▶ **TASK TO CARRY OUT**
What is needed is each line of the data below that holds the string "group".

▶ **EXCERPTED DATA**
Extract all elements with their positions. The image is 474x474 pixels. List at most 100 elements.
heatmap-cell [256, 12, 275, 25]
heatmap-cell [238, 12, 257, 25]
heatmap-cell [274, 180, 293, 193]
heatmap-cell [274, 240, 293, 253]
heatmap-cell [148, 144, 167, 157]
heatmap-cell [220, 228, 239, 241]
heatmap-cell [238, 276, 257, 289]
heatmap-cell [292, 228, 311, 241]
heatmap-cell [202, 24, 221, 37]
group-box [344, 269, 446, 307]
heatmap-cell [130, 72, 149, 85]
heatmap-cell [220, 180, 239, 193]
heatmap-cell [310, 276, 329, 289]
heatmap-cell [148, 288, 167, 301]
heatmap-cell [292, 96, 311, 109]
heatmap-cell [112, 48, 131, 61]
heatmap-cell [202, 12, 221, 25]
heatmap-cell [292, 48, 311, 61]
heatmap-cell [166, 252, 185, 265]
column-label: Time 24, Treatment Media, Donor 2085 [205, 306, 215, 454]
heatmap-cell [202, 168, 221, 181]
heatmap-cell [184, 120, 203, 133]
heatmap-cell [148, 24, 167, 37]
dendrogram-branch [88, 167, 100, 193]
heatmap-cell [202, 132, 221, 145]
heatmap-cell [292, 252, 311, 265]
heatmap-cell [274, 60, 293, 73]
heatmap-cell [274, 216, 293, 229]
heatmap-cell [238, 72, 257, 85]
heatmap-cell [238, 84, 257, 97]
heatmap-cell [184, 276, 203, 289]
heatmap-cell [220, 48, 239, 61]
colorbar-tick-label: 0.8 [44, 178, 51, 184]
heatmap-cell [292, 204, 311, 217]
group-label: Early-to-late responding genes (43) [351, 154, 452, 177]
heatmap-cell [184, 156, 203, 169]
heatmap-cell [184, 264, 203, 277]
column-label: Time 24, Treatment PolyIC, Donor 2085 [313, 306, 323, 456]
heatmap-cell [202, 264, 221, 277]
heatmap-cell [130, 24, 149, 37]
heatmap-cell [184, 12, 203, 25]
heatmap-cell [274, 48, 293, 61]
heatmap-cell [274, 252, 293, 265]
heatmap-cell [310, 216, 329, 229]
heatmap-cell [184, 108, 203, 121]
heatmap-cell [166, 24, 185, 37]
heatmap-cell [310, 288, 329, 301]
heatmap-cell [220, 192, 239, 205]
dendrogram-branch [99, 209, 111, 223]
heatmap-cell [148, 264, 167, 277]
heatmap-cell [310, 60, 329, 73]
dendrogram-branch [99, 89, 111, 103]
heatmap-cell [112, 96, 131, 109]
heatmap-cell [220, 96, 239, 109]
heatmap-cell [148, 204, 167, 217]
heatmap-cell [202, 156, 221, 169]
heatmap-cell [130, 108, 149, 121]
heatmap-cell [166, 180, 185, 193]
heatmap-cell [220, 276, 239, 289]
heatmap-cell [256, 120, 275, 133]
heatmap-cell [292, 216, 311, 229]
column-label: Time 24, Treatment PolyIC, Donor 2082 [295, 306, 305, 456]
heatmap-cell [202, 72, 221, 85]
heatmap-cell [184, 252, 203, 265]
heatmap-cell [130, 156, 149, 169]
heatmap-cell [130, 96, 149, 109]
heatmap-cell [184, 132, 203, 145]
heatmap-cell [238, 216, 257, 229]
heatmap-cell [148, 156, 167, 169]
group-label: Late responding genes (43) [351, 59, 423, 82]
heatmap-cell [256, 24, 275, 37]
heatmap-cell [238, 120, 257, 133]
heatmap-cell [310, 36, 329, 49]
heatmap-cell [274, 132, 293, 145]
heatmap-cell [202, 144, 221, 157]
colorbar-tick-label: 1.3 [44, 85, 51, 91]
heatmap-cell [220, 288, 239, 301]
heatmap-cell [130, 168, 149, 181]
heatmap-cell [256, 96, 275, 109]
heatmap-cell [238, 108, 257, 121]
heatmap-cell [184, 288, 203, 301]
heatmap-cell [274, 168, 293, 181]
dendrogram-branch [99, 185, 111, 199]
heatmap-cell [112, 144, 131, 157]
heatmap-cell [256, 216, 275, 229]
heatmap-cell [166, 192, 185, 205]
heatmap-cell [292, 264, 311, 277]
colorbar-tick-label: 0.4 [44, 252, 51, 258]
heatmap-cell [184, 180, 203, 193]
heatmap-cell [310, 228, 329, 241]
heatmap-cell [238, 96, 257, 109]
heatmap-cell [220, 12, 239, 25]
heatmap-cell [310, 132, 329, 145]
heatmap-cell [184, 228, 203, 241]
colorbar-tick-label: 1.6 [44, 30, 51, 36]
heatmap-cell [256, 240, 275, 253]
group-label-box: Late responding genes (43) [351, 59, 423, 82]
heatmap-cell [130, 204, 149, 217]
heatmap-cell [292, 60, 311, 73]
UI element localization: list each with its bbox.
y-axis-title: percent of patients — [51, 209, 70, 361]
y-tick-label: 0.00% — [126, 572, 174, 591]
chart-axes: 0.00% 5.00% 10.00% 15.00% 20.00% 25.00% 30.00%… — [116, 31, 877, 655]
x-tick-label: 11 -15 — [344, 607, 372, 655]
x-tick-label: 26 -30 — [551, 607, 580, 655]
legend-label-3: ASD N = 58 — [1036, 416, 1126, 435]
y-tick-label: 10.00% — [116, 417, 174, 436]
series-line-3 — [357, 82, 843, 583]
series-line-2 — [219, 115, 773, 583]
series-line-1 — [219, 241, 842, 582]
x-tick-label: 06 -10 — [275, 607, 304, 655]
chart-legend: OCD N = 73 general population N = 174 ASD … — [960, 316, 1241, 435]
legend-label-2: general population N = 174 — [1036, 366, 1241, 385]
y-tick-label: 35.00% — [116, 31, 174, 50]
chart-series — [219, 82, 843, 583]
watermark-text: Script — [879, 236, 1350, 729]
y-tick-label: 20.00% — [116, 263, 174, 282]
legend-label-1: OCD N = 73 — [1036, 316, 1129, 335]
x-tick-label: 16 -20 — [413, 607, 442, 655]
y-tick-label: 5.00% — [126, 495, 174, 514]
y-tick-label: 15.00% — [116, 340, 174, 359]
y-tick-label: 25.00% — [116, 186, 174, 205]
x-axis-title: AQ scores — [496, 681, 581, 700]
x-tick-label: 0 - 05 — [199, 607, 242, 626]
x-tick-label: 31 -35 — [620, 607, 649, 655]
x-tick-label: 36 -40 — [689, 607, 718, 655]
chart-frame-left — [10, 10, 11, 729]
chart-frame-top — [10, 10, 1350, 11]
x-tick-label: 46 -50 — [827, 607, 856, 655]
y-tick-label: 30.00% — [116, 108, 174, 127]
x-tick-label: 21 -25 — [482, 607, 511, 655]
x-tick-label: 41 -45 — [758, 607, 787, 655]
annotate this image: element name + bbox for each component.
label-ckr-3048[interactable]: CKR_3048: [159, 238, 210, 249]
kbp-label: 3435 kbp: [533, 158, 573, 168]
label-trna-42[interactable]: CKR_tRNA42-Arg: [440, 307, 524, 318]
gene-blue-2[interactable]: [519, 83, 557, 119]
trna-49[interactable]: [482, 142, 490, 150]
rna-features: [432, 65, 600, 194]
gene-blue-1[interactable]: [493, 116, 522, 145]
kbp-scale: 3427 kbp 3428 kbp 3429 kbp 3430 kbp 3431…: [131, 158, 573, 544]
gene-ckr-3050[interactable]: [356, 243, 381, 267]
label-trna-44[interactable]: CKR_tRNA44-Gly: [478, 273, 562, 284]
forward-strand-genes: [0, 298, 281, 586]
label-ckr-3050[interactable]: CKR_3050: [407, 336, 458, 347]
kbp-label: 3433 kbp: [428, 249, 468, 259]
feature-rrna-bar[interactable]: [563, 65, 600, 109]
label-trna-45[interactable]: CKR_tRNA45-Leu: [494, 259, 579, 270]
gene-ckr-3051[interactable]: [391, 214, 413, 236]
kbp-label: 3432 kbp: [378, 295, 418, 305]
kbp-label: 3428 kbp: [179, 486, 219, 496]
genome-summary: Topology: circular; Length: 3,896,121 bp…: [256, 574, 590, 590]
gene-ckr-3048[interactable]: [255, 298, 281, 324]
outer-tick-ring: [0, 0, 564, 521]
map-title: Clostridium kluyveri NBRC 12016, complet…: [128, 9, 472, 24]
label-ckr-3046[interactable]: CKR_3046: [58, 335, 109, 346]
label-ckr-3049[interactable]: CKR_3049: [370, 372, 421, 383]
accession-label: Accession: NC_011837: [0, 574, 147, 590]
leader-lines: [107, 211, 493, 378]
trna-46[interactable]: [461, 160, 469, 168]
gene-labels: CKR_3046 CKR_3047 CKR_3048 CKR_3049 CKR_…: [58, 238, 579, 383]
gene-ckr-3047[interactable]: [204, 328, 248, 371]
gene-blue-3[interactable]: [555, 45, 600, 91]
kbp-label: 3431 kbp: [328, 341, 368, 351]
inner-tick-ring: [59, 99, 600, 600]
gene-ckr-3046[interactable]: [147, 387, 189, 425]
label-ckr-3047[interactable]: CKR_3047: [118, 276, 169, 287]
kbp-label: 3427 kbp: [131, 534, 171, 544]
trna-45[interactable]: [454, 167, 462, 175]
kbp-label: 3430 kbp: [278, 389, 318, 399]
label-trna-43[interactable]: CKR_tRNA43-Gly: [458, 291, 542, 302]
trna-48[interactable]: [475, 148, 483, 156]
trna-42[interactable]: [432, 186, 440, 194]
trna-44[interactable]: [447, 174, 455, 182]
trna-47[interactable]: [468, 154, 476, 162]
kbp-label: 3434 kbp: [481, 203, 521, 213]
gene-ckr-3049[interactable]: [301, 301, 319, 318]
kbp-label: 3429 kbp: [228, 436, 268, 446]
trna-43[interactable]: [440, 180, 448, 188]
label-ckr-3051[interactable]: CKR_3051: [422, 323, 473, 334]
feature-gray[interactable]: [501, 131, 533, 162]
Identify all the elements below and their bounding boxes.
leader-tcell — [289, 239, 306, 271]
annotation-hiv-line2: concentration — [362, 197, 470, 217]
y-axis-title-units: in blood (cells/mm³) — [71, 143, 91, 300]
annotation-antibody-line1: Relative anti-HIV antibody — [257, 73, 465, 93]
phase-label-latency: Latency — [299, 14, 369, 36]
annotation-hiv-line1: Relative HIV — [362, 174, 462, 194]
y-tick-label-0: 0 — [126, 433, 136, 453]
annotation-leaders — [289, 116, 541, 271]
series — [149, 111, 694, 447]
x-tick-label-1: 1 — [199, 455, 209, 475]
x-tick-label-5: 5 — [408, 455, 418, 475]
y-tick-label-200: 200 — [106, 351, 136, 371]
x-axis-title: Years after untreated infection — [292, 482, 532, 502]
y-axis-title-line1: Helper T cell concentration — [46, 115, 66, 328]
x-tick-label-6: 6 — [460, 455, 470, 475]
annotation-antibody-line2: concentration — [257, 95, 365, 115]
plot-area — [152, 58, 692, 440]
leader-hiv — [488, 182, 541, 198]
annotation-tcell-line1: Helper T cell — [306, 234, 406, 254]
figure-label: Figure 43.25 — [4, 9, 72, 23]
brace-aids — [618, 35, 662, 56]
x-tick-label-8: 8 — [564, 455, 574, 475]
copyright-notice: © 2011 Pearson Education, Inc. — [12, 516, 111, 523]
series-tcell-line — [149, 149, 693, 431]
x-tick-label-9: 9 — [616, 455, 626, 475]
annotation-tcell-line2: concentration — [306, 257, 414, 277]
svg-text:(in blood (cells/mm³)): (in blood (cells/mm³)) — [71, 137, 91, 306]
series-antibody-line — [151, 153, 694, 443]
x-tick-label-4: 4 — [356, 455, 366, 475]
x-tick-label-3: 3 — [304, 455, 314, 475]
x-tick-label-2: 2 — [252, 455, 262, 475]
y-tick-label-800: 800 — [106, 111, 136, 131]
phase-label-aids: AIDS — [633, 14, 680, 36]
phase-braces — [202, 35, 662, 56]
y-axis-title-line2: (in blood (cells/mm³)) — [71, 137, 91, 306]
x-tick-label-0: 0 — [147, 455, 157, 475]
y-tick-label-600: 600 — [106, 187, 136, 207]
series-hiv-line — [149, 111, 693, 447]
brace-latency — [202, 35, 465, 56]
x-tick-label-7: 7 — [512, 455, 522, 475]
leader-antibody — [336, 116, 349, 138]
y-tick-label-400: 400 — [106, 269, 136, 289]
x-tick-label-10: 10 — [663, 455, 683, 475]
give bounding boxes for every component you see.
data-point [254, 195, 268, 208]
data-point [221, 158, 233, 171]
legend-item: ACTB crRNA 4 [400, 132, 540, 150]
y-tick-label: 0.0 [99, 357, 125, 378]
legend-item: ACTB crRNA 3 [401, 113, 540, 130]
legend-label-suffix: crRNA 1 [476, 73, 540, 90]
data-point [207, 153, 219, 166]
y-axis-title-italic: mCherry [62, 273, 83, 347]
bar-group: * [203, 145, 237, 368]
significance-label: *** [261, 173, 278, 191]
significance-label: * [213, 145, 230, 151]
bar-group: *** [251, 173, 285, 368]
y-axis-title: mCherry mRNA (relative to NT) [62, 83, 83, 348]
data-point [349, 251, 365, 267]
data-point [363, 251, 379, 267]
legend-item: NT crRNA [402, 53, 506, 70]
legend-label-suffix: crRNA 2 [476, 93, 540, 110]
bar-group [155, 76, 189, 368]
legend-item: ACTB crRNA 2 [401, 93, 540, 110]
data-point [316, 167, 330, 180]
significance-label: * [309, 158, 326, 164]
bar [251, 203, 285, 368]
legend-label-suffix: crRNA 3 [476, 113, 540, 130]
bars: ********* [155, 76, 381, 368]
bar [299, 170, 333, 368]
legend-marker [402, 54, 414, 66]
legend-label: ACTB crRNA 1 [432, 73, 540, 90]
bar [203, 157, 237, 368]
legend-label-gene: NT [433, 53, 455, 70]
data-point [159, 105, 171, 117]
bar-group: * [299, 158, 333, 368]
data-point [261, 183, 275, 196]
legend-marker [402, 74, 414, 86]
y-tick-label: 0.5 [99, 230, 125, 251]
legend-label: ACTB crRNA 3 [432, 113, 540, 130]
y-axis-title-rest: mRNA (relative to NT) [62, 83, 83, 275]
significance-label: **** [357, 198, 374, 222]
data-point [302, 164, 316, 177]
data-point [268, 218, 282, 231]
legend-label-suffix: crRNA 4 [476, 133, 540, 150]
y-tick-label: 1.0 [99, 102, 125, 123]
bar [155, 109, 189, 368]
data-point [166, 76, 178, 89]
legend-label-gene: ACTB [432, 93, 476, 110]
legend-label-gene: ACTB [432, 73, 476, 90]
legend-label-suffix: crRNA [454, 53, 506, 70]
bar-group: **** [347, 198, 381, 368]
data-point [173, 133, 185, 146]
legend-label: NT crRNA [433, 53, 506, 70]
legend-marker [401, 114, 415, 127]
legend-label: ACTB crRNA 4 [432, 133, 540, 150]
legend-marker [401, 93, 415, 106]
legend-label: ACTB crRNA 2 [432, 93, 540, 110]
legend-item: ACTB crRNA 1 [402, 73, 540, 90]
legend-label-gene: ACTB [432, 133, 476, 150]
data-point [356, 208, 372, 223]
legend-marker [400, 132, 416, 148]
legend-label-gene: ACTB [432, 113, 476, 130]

▶ **ANSWER FOR THE TASK**
group-box [344, 269, 446, 307]
group-label: Early-to-late responding genes (43) [351, 154, 452, 177]
group-label: Late responding genes (43) [351, 59, 423, 82]
group-label-box: Late responding genes (43) [351, 59, 423, 82]
bar-group: * [203, 145, 237, 368]
bar-group: *** [251, 173, 285, 368]
bar-group [155, 76, 189, 368]
bar-group: * [299, 158, 333, 368]
bar-group: **** [347, 198, 381, 368]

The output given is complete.